Task directions
Return every line of the material below word for word, and leave out the pictures.

## Start Data provided

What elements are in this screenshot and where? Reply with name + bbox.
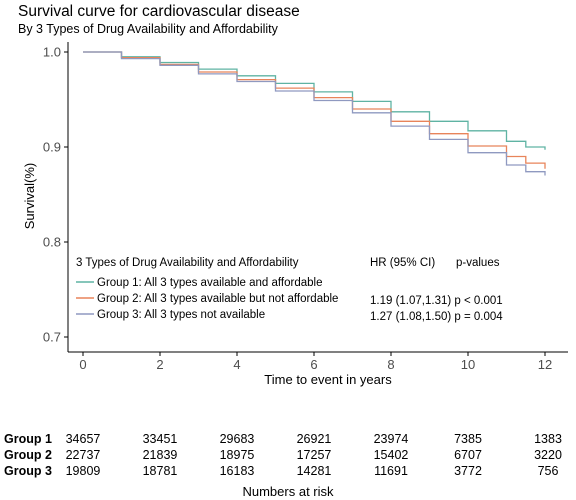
risk-cell: 756 [537, 464, 559, 478]
x-axis-label: Time to event in years [264, 372, 392, 387]
x-tick-label: 6 [310, 357, 317, 372]
hr-row-group2: 1.19 (1.07,1.31) p < 0.001 [370, 295, 503, 307]
risk-cell: 21839 [142, 448, 178, 462]
hr-header: HR (95% CI) [370, 257, 435, 269]
series-line-group3 [83, 51, 546, 176]
x-tick-label: 8 [387, 357, 394, 372]
chart-title: Survival curve for cardiovascular diseas… [18, 3, 300, 20]
risk-cell: 17257 [296, 448, 332, 462]
risk-cell: 1383 [534, 432, 562, 446]
y-tick-label: 0.9 [43, 140, 61, 155]
x-tick-label: 0 [79, 357, 86, 372]
y-tick-label: 1.0 [43, 45, 61, 60]
legend-label-group3: Group 3: All 3 types not available [97, 309, 265, 321]
risk-cell: 15402 [373, 448, 409, 462]
x-tick-label: 2 [156, 357, 163, 372]
risk-cell: 23974 [373, 432, 409, 446]
risk-cell: 3772 [454, 464, 482, 478]
risk-cell: 11691 [374, 464, 408, 478]
risk-cell: 18781 [142, 464, 178, 478]
series-line-group2 [83, 51, 546, 169]
risk-cell: 16183 [219, 464, 255, 478]
risk-cell: 7385 [454, 432, 482, 446]
legend: Group 1: All 3 types available and affor… [76, 277, 338, 321]
y-axis-label: Survival(%) [22, 163, 37, 229]
axes: 0 2 4 6 8 10 12 0.7 0.8 0.9 1.0 [43, 42, 568, 372]
series-lines [83, 51, 546, 176]
risk-cell: 33451 [142, 432, 178, 446]
x-tick-label: 10 [461, 357, 475, 372]
risk-row-label: Group 3 [4, 464, 52, 478]
risk-cell: 14281 [296, 464, 332, 478]
risk-row-label: Group 1 [4, 432, 52, 446]
legend-title: 3 Types of Drug Availability and Afforda… [76, 257, 299, 269]
risk-cell: 18975 [219, 448, 255, 462]
risk-row-label: Group 2 [4, 448, 52, 462]
risk-cell: 34657 [65, 432, 101, 446]
risk-cell: 6707 [454, 448, 482, 462]
legend-label-group1: Group 1: All 3 types available and affor… [97, 277, 322, 289]
risk-table-title: Numbers at risk [242, 484, 334, 499]
y-tick-label: 0.8 [43, 235, 61, 250]
risk-cell: 19809 [65, 464, 101, 478]
risk-cell: 29683 [219, 432, 255, 446]
chart-subtitle: By 3 Types of Drug Availability and Affo… [18, 22, 279, 36]
x-tick-label: 12 [538, 357, 552, 372]
risk-cell: 3220 [534, 448, 562, 462]
y-tick-label: 0.7 [43, 330, 61, 345]
legend-label-group2: Group 2: All 3 types available but not a… [97, 293, 338, 305]
risk-cell: 26921 [296, 432, 332, 446]
x-tick-label: 4 [233, 357, 240, 372]
p-header: p-values [456, 257, 500, 269]
series-line-group1 [83, 51, 546, 150]
hr-row-group3: 1.27 (1.08,1.50) p = 0.004 [370, 311, 503, 323]
risk-cell: 22737 [65, 448, 101, 462]
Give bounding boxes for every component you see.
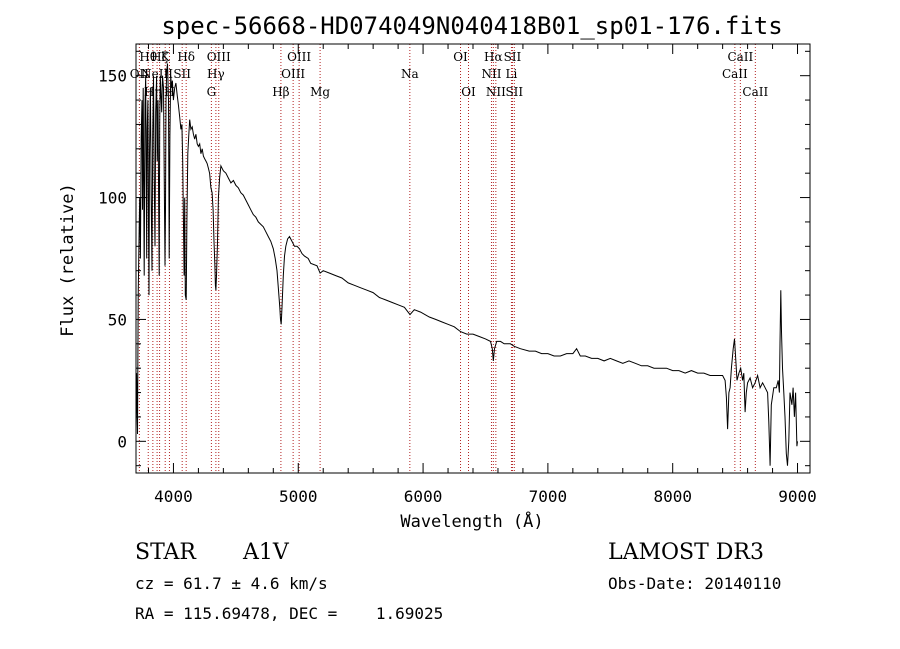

## End Data provided

Exercise result
What elements are in this screenshot and where? Reply with name + bbox.
risk-cell: 756 [537, 464, 559, 478]
x-axis-label: Time to event in years [264, 372, 392, 387]
x-tick-label: 6 [310, 357, 317, 372]
hr-row-group2: 1.19 (1.07,1.31) p < 0.001 [370, 295, 503, 307]
risk-cell: 21839 [142, 448, 178, 462]
hr-header: HR (95% CI) [370, 257, 435, 269]
series-line-group3 [83, 51, 546, 176]
x-tick-label: 8 [387, 357, 394, 372]
chart-title: Survival curve for cardiovascular diseas… [18, 3, 300, 20]
risk-cell: 17257 [296, 448, 332, 462]
risk-cell: 1383 [534, 432, 562, 446]
y-tick-label: 0.9 [43, 140, 61, 155]
x-tick-label: 0 [79, 357, 86, 372]
y-tick-label: 1.0 [43, 45, 61, 60]
legend-label-group3: Group 3: All 3 types not available [97, 309, 265, 321]
risk-cell: 15402 [373, 448, 409, 462]
x-tick-label: 2 [156, 357, 163, 372]
risk-cell: 23974 [373, 432, 409, 446]
risk-cell: 3772 [454, 464, 482, 478]
risk-cell: 11691 [374, 464, 408, 478]
risk-cell: 18781 [142, 464, 178, 478]
series-line-group2 [83, 51, 546, 169]
risk-cell: 16183 [219, 464, 255, 478]
risk-cell: 7385 [454, 432, 482, 446]
legend: Group 1: All 3 types available and affor… [76, 277, 338, 321]
y-axis-label: Survival(%) [22, 163, 37, 229]
axes: 0 2 4 6 8 10 12 0.7 0.8 0.9 1.0 [43, 42, 568, 372]
series-lines [83, 51, 546, 176]
risk-cell: 33451 [142, 432, 178, 446]
x-tick-label: 10 [461, 357, 475, 372]
risk-row-label: Group 3 [4, 464, 52, 478]
risk-cell: 14281 [296, 464, 332, 478]
risk-row-label: Group 1 [4, 432, 52, 446]
legend-title: 3 Types of Drug Availability and Afforda… [76, 257, 299, 269]
risk-cell: 18975 [219, 448, 255, 462]
risk-row-label: Group 2 [4, 448, 52, 462]
risk-cell: 34657 [65, 432, 101, 446]
risk-cell: 6707 [454, 448, 482, 462]
legend-label-group1: Group 1: All 3 types available and affor… [97, 277, 322, 289]
risk-table-title: Numbers at risk [242, 484, 334, 499]
y-tick-label: 0.8 [43, 235, 61, 250]
risk-cell: 19809 [65, 464, 101, 478]
risk-cell: 29683 [219, 432, 255, 446]
chart-subtitle: By 3 Types of Drug Availability and Affo… [18, 22, 279, 36]
x-tick-label: 12 [538, 357, 552, 372]
risk-cell: 3220 [534, 448, 562, 462]
y-tick-label: 0.7 [43, 330, 61, 345]
legend-label-group2: Group 2: All 3 types available but not a… [97, 293, 338, 305]
risk-cell: 26921 [296, 432, 332, 446]
x-tick-label: 4 [233, 357, 240, 372]
p-header: p-values [456, 257, 500, 269]
series-line-group1 [83, 51, 546, 150]
hr-row-group3: 1.27 (1.08,1.50) p = 0.004 [370, 311, 503, 323]
risk-cell: 22737 [65, 448, 101, 462]
Give bounding boxes for every component you see.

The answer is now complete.